Repeat, exactly and completely, the material that follows. Omit the pictures.

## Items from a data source
===============

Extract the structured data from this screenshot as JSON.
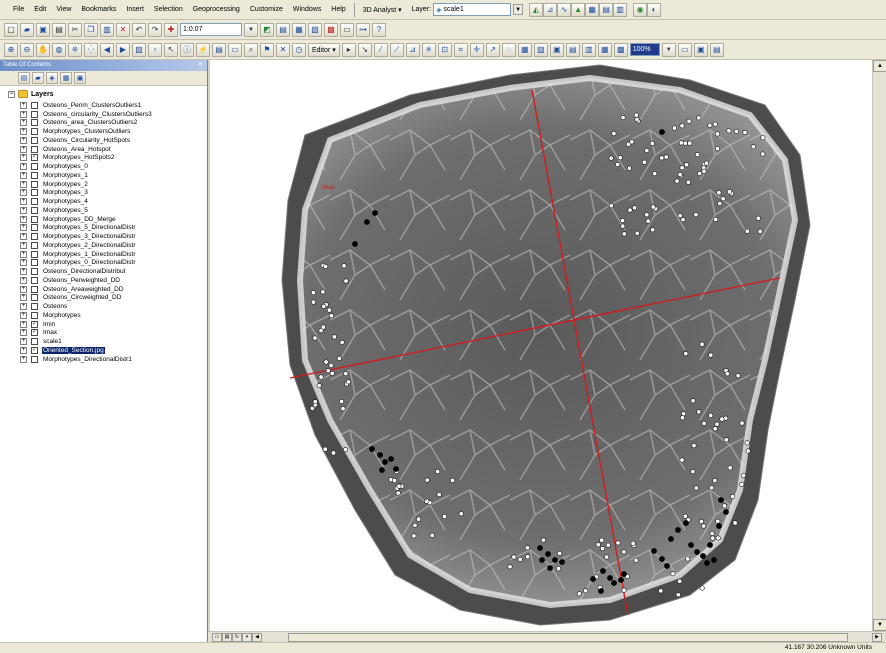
{
  "menu": {
    "items": [
      "File",
      "Edit",
      "View",
      "Bookmarks",
      "Insert",
      "Selection",
      "Geoprocessing",
      "Customize",
      "Windows",
      "Help"
    ],
    "analyst_label": "3D Analyst ▾",
    "layer_label": "Layer:",
    "layer_value": "scale1"
  },
  "toolbar": {
    "scale_value": "1:0.07",
    "editor_label": "Editor ▾",
    "zoom_value": "100%"
  },
  "toc": {
    "title": "Table Of Contents",
    "root_label": "Layers",
    "layers": [
      {
        "name": "Osteons_Perim_ClustersOutliers1",
        "checked": false
      },
      {
        "name": "Osteons_circularity_ClustersOutliers3",
        "checked": false
      },
      {
        "name": "Osteons_area_ClustersOutliers2",
        "checked": false
      },
      {
        "name": "Morphotypes_ClustersOutliers",
        "checked": false
      },
      {
        "name": "Osteons_Circularity_HotSpots",
        "checked": false
      },
      {
        "name": "Osteons_Area_Hotspot",
        "checked": false
      },
      {
        "name": "Morphotypes_HotSpots2",
        "checked": true
      },
      {
        "name": "Morphotypes_0",
        "checked": false
      },
      {
        "name": "Morphotypes_1",
        "checked": false
      },
      {
        "name": "Morphotypes_2",
        "checked": false
      },
      {
        "name": "Morphotypes_3",
        "checked": false
      },
      {
        "name": "Morphotypes_4",
        "checked": false
      },
      {
        "name": "Morphotypes_5",
        "checked": false
      },
      {
        "name": "Morphotypes_DD_Merge",
        "checked": false
      },
      {
        "name": "Morphotypes_5_DirectionalDistr",
        "checked": false
      },
      {
        "name": "Morphotypes_3_DirectionalDistr",
        "checked": false
      },
      {
        "name": "Morphotypes_2_DirectionalDistr",
        "checked": false
      },
      {
        "name": "Morphotypes_1_DirectionalDistr",
        "checked": false
      },
      {
        "name": "Morphotypes_0_DirectionalDistr",
        "checked": false
      },
      {
        "name": "Osteons_DirectionalDistribut",
        "checked": false
      },
      {
        "name": "Osteons_Perweighted_DD",
        "checked": false
      },
      {
        "name": "Osteons_Areaweighted_DD",
        "checked": false
      },
      {
        "name": "Osteons_Circweighted_DD",
        "checked": false
      },
      {
        "name": "Osteons",
        "checked": false
      },
      {
        "name": "Morphotypes",
        "checked": false
      },
      {
        "name": "Imin",
        "checked": true
      },
      {
        "name": "Imax",
        "checked": true
      },
      {
        "name": "scale1",
        "checked": false
      },
      {
        "name": "Oriented_Section.jpg",
        "checked": true,
        "selected": true
      },
      {
        "name": "Morphotypes_DirectionalDistr1",
        "checked": false
      }
    ]
  },
  "map": {
    "axis_color": "#d01c1c",
    "label": "Imax"
  },
  "status": {
    "coordinates": "41.167  30.206 Unknown Units"
  }
}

===============

## Solution to this problem
Extract the structured data from this screenshot as JSON.
{
  "menu": {
    "items": [
      "File",
      "Edit",
      "View",
      "Bookmarks",
      "Insert",
      "Selection",
      "Geoprocessing",
      "Customize",
      "Windows",
      "Help"
    ],
    "analyst_label": "3D Analyst ▾",
    "layer_label": "Layer:",
    "layer_value": "scale1"
  },
  "toolbar": {
    "scale_value": "1:0.07",
    "editor_label": "Editor ▾",
    "zoom_value": "100%"
  },
  "toc": {
    "title": "Table Of Contents",
    "root_label": "Layers",
    "layers": [
      {
        "name": "Osteons_Perim_ClustersOutliers1",
        "checked": false
      },
      {
        "name": "Osteons_circularity_ClustersOutliers3",
        "checked": false
      },
      {
        "name": "Osteons_area_ClustersOutliers2",
        "checked": false
      },
      {
        "name": "Morphotypes_ClustersOutliers",
        "checked": false
      },
      {
        "name": "Osteons_Circularity_HotSpots",
        "checked": false
      },
      {
        "name": "Osteons_Area_Hotspot",
        "checked": false
      },
      {
        "name": "Morphotypes_HotSpots2",
        "checked": true
      },
      {
        "name": "Morphotypes_0",
        "checked": false
      },
      {
        "name": "Morphotypes_1",
        "checked": false
      },
      {
        "name": "Morphotypes_2",
        "checked": false
      },
      {
        "name": "Morphotypes_3",
        "checked": false
      },
      {
        "name": "Morphotypes_4",
        "checked": false
      },
      {
        "name": "Morphotypes_5",
        "checked": false
      },
      {
        "name": "Morphotypes_DD_Merge",
        "checked": false
      },
      {
        "name": "Morphotypes_5_DirectionalDistr",
        "checked": false
      },
      {
        "name": "Morphotypes_3_DirectionalDistr",
        "checked": false
      },
      {
        "name": "Morphotypes_2_DirectionalDistr",
        "checked": false
      },
      {
        "name": "Morphotypes_1_DirectionalDistr",
        "checked": false
      },
      {
        "name": "Morphotypes_0_DirectionalDistr",
        "checked": false
      },
      {
        "name": "Osteons_DirectionalDistribut",
        "checked": false
      },
      {
        "name": "Osteons_Perweighted_DD",
        "checked": false
      },
      {
        "name": "Osteons_Areaweighted_DD",
        "checked": false
      },
      {
        "name": "Osteons_Circweighted_DD",
        "checked": false
      },
      {
        "name": "Osteons",
        "checked": false
      },
      {
        "name": "Morphotypes",
        "checked": false
      },
      {
        "name": "Imin",
        "checked": true
      },
      {
        "name": "Imax",
        "checked": true
      },
      {
        "name": "scale1",
        "checked": false
      },
      {
        "name": "Oriented_Section.jpg",
        "checked": true,
        "selected": true
      },
      {
        "name": "Morphotypes_DirectionalDistr1",
        "checked": false
      }
    ]
  },
  "map": {
    "axis_color": "#d01c1c",
    "label": "Imax"
  },
  "status": {
    "coordinates": "41.167  30.206 Unknown Units"
  }
}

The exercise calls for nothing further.